DATA FOR THE TASK -
## begin

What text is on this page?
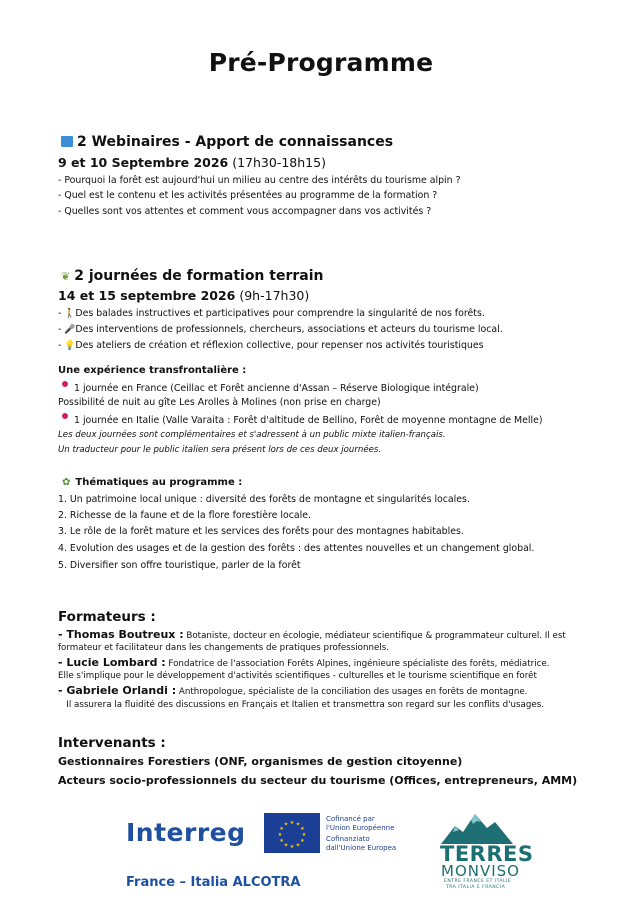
Pré-Programme
2 Webinaires - Apport de connaissances
9 et 10 Septembre 2026 (17h30-18h15)
- Pourquoi la forêt est aujourd'hui un milieu au centre des intérêts du tourisme alpin ?
- Quel est le contenu et les activités présentées au programme de la formation ?
- Quelles sont vos attentes et comment vous accompagner dans vos activités ?
❦ 2 journées de formation terrain
14 et 15 septembre 2026 (9h-17h30)
- 🚶Des balades instructives et participatives pour comprendre la singularité de nos forêts.
- 🎤Des interventions de professionnels, chercheurs, associations et acteurs du tourisme local.
- 💡Des ateliers de création et réflexion collective, pour repenser nos activités touristiques
Une expérience transfrontalière :
1 journée en France (Ceillac et Forêt ancienne d'Assan – Réserve Biologique intégrale)
Possibilité de nuit au gîte Les Arolles à Molines (non prise en charge)
1 journée en Italie (Valle Varaita : Forêt d'altitude de Bellino, Forêt de moyenne montagne de Melle)
Les deux journées sont complémentaires et s'adressent à un public mixte italien-français.
Un traducteur pour le public italien sera présent lors de ces deux journées.
✿ Thématiques au programme :
1. Un patrimoine local unique : diversité des forêts de montagne et singularités locales.
2. Richesse de la faune et de la flore forestière locale.
3. Le rôle de la forêt mature et les services des forêts pour des montagnes habitables.
4. Evolution des usages et de la gestion des forêts : des attentes nouvelles et un changement global.
5. Diversifier son offre touristique, parler de la forêt
Formateurs :
- Thomas Boutreux : Botaniste, docteur en écologie, médiateur scientifique & programmateur culturel. Il est
formateur et facilitateur dans les changements de pratiques professionnels.
- Lucie Lombard : Fondatrice de l'association Forêts Alpines, ingénieure spécialiste des forêts, médiatrice.
Elle s'implique pour le développement d'activités scientifiques - culturelles et le tourisme scientifique en forêt
- Gabriele Orlandi : Anthropologue, spécialiste de la conciliation des usages en forêts de montagne.
Il assurera la fluidité des discussions en Français et Italien et transmettra son regard sur les conflits d'usages.
Intervenants :
Gestionnaires Forestiers (ONF, organismes de gestion citoyenne)
Acteurs socio-professionnels du secteur du tourisme (Offices, entrepreneurs, AMM)
Interreg
France – Italia ALCOTRA
★ ★
★
★
★
★
★
★
★
★
★
★
Cofinancé par
l'Union Européenne
Cofinanziato
dall'Unione Europea TERRES
MONVISO
ENTRE FRANCE ET ITALIE
TRA ITALIA E FRANCIA
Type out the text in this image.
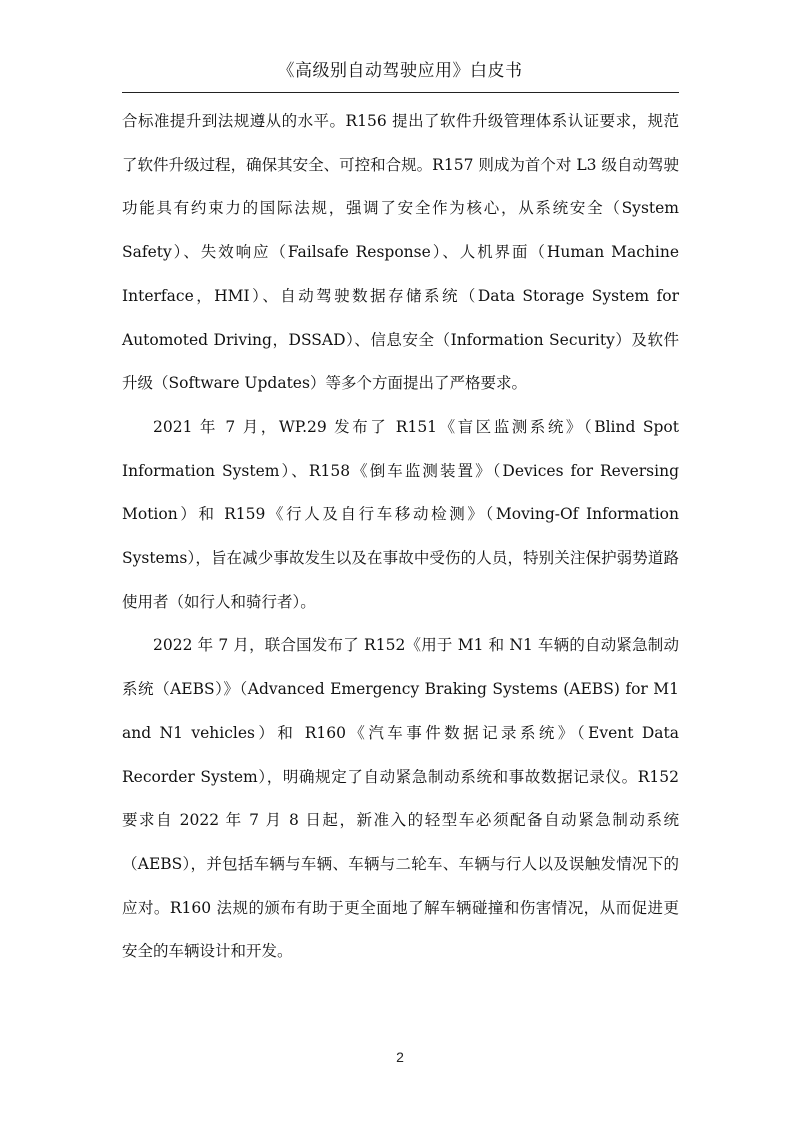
《高级别自动驾驶应用》白皮书

合标准提升到法规遵从的水平。R156 提出了软件升级管理体系认证要求，规范了软件升级过程，确保其安全、可控和合规。R157 则成为首个对 L3 级自动驾驶功能具有约束力的国际法规，强调了安全作为核心，从系统安全（System Safety）、失效响应（Failsafe Response）、人机界面（Human Machine Interface，HMI）、自动驾驶数据存储系统（Data Storage System for Automoted Driving，DSSAD）、信息安全（Information Security）及软件升级（Software Updates）等多个方面提出了严格要求。

2021 年 7 月，WP.29 发布了 R151《盲区监测系统》（Blind Spot Information System）、R158《倒车监测装置》（Devices for Reversing Motion）和 R159《行人及自行车移动检测》（Moving-Of Information Systems），旨在减少事故发生以及在事故中受伤的人员，特别关注保护弱势道路使用者（如行人和骑行者）。

2022 年 7 月，联合国发布了 R152《用于 M1 和 N1 车辆的自动紧急制动系统（AEBS）》（Advanced Emergency Braking Systems (AEBS) for M1 and N1 vehicles）和 R160《汽车事件数据记录系统》（Event Data Recorder System），明确规定了自动紧急制动系统和事故数据记录仪。R152 要求自 2022 年 7 月 8 日起，新准入的轻型车必须配备自动紧急制动系统（AEBS），并包括车辆与车辆、车辆与二轮车、车辆与行人以及误触发情况下的应对。R160 法规的颁布有助于更全面地了解车辆碰撞和伤害情况，从而促进更安全的车辆设计和开发。

2
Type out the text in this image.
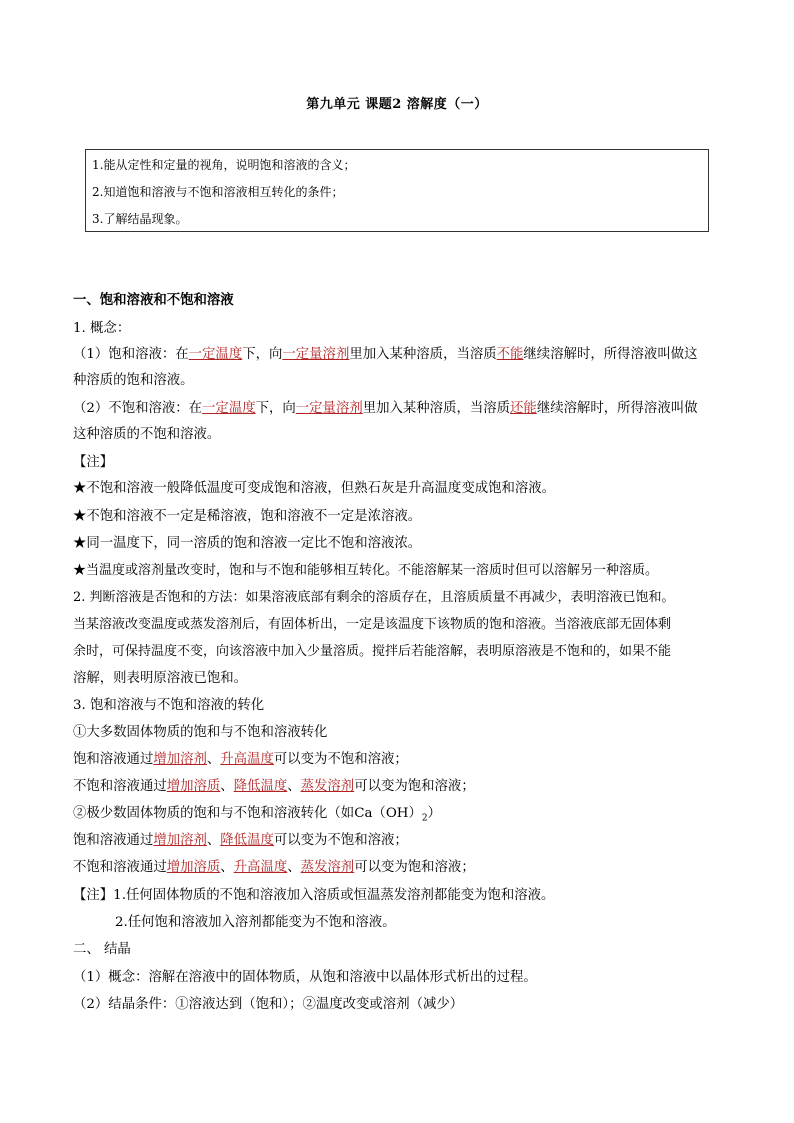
第九单元 课题2 溶解度（一）
1.能从定性和定量的视角，说明饱和溶液的含义；
2.知道饱和溶液与不饱和溶液相互转化的条件；
3.了解结晶现象。
一、饱和溶液和不饱和溶液
1. 概念：
（1）饱和溶液：在一定温度下，向一定量溶剂里加入某种溶质，当溶质不能继续溶解时，所得溶液叫做这
种溶质的饱和溶液。
（2）不饱和溶液：在一定温度下，向一定量溶剂里加入某种溶质，当溶质还能继续溶解时，所得溶液叫做
这种溶质的不饱和溶液。
【注】
★不饱和溶液一般降低温度可变成饱和溶液，但熟石灰是升高温度变成饱和溶液。
★不饱和溶液不一定是稀溶液，饱和溶液不一定是浓溶液。
★同一温度下，同一溶质的饱和溶液一定比不饱和溶液浓。
★当温度或溶剂量改变时，饱和与不饱和能够相互转化。不能溶解某一溶质时但可以溶解另一种溶质。
2. 判断溶液是否饱和的方法：如果溶液底部有剩余的溶质存在，且溶质质量不再减少，表明溶液已饱和。
当某溶液改变温度或蒸发溶剂后，有固体析出，一定是该温度下该物质的饱和溶液。当溶液底部无固体剩
余时，可保持温度不变，向该溶液中加入少量溶质。搅拌后若能溶解，表明原溶液是不饱和的，如果不能
溶解，则表明原溶液已饱和。
3. 饱和溶液与不饱和溶液的转化
①大多数固体物质的饱和与不饱和溶液转化
饱和溶液通过增加溶剂、升高温度可以变为不饱和溶液；
不饱和溶液通过增加溶质、降低温度、蒸发溶剂可以变为饱和溶液；
②极少数固体物质的饱和与不饱和溶液转化（如$Ca(OH)_2$）
饱和溶液通过增加溶剂、降低温度可以变为不饱和溶液；
不饱和溶液通过增加溶质、升高温度、蒸发溶剂可以变为饱和溶液；
【注】1.任何固体物质的不饱和溶液加入溶质或恒温蒸发溶剂都能变为饱和溶液。
2.任何饱和溶液加入溶剂都能变为不饱和溶液。
二、 结晶
（1）概念：溶解在溶液中的固体物质，从饱和溶液中以晶体形式析出的过程。
（2）结晶条件：①溶液达到（饱和）；②温度改变或溶剂（减少）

## end

WHAT NEEDS TO BE DONE -
Set the entries down again exactly. Do not include the images.

OUTPUT OF THE EXERCISE -
What text is on this page?
Pré-Programme
2 Webinaires - Apport de connaissances
9 et 10 Septembre 2026 (17h30-18h15)
- Pourquoi la forêt est aujourd'hui un milieu au centre des intérêts du tourisme alpin ?
- Quel est le contenu et les activités présentées au programme de la formation ?
- Quelles sont vos attentes et comment vous accompagner dans vos activités ?
❦ 2 journées de formation terrain
14 et 15 septembre 2026 (9h-17h30)
- 🚶Des balades instructives et participatives pour comprendre la singularité de nos forêts.
- 🎤Des interventions de professionnels, chercheurs, associations et acteurs du tourisme local.
- 💡Des ateliers de création et réflexion collective, pour repenser nos activités touristiques
Une expérience transfrontalière :
1 journée en France (Ceillac et Forêt ancienne d'Assan – Réserve Biologique intégrale)
Possibilité de nuit au gîte Les Arolles à Molines (non prise en charge)
1 journée en Italie (Valle Varaita : Forêt d'altitude de Bellino, Forêt de moyenne montagne de Melle)
Les deux journées sont complémentaires et s'adressent à un public mixte italien-français.
Un traducteur pour le public italien sera présent lors de ces deux journées.
✿ Thématiques au programme :
1. Un patrimoine local unique : diversité des forêts de montagne et singularités locales.
2. Richesse de la faune et de la flore forestière locale.
3. Le rôle de la forêt mature et les services des forêts pour des montagnes habitables.
4. Evolution des usages et de la gestion des forêts : des attentes nouvelles et un changement global.
5. Diversifier son offre touristique, parler de la forêt
Formateurs :
- Thomas Boutreux : Botaniste, docteur en écologie, médiateur scientifique & programmateur culturel. Il est
formateur et facilitateur dans les changements de pratiques professionnels.
- Lucie Lombard : Fondatrice de l'association Forêts Alpines, ingénieure spécialiste des forêts, médiatrice.
Elle s'implique pour le développement d'activités scientifiques - culturelles et le tourisme scientifique en forêt
- Gabriele Orlandi : Anthropologue, spécialiste de la conciliation des usages en forêts de montagne.
Il assurera la fluidité des discussions en Français et Italien et transmettra son regard sur les conflits d'usages.
Intervenants :
Gestionnaires Forestiers (ONF, organismes de gestion citoyenne)
Acteurs socio-professionnels du secteur du tourisme (Offices, entrepreneurs, AMM)
Interreg
France – Italia ALCOTRA
★ ★
★
★
★
★
★
★
★
★
★
★
Cofinancé par
l'Union Européenne
Cofinanziato
dall'Unione Europea TERRES
MONVISO
ENTRE FRANCE ET ITALIE
TRA ITALIA E FRANCIA
Type out the text in this image.
《高级别自动驾驶应用》白皮书

合标准提升到法规遵从的水平。R156 提出了软件升级管理体系认证要求，规范了软件升级过程，确保其安全、可控和合规。R157 则成为首个对 L3 级自动驾驶功能具有约束力的国际法规，强调了安全作为核心，从系统安全（System Safety）、失效响应（Failsafe Response）、人机界面（Human Machine Interface，HMI）、自动驾驶数据存储系统（Data Storage System for Automoted Driving，DSSAD）、信息安全（Information Security）及软件升级（Software Updates）等多个方面提出了严格要求。

2021 年 7 月，WP.29 发布了 R151《盲区监测系统》（Blind Spot Information System）、R158《倒车监测装置》（Devices for Reversing Motion）和 R159《行人及自行车移动检测》（Moving-Of Information Systems），旨在减少事故发生以及在事故中受伤的人员，特别关注保护弱势道路使用者（如行人和骑行者）。

2022 年 7 月，联合国发布了 R152《用于 M1 和 N1 车辆的自动紧急制动系统（AEBS）》（Advanced Emergency Braking Systems (AEBS) for M1 and N1 vehicles）和 R160《汽车事件数据记录系统》（Event Data Recorder System），明确规定了自动紧急制动系统和事故数据记录仪。R152 要求自 2022 年 7 月 8 日起，新准入的轻型车必须配备自动紧急制动系统（AEBS），并包括车辆与车辆、车辆与二轮车、车辆与行人以及误触发情况下的应对。R160 法规的颁布有助于更全面地了解车辆碰撞和伤害情况，从而促进更安全的车辆设计和开发。

2
Type out the text in this image.
第九单元 课题2 溶解度（一）
1.能从定性和定量的视角，说明饱和溶液的含义；
2.知道饱和溶液与不饱和溶液相互转化的条件；
3.了解结晶现象。
一、饱和溶液和不饱和溶液
1. 概念：
（1）饱和溶液：在一定温度下，向一定量溶剂里加入某种溶质，当溶质不能继续溶解时，所得溶液叫做这
种溶质的饱和溶液。
（2）不饱和溶液：在一定温度下，向一定量溶剂里加入某种溶质，当溶质还能继续溶解时，所得溶液叫做
这种溶质的不饱和溶液。
【注】
★不饱和溶液一般降低温度可变成饱和溶液，但熟石灰是升高温度变成饱和溶液。
★不饱和溶液不一定是稀溶液，饱和溶液不一定是浓溶液。
★同一温度下，同一溶质的饱和溶液一定比不饱和溶液浓。
★当温度或溶剂量改变时，饱和与不饱和能够相互转化。不能溶解某一溶质时但可以溶解另一种溶质。
2. 判断溶液是否饱和的方法：如果溶液底部有剩余的溶质存在，且溶质质量不再减少，表明溶液已饱和。
当某溶液改变温度或蒸发溶剂后，有固体析出，一定是该温度下该物质的饱和溶液。当溶液底部无固体剩
余时，可保持温度不变，向该溶液中加入少量溶质。搅拌后若能溶解，表明原溶液是不饱和的，如果不能
溶解，则表明原溶液已饱和。
3. 饱和溶液与不饱和溶液的转化
①大多数固体物质的饱和与不饱和溶液转化
饱和溶液通过增加溶剂、升高温度可以变为不饱和溶液；
不饱和溶液通过增加溶质、降低温度、蒸发溶剂可以变为饱和溶液；
②极少数固体物质的饱和与不饱和溶液转化（如$Ca(OH)_2$）
饱和溶液通过增加溶剂、降低温度可以变为不饱和溶液；
不饱和溶液通过增加溶质、升高温度、蒸发溶剂可以变为饱和溶液；
【注】1.任何固体物质的不饱和溶液加入溶质或恒温蒸发溶剂都能变为饱和溶液。
2.任何饱和溶液加入溶剂都能变为不饱和溶液。
二、 结晶
（1）概念：溶解在溶液中的固体物质，从饱和溶液中以晶体形式析出的过程。
（2）结晶条件：①溶液达到（饱和）；②温度改变或溶剂（减少）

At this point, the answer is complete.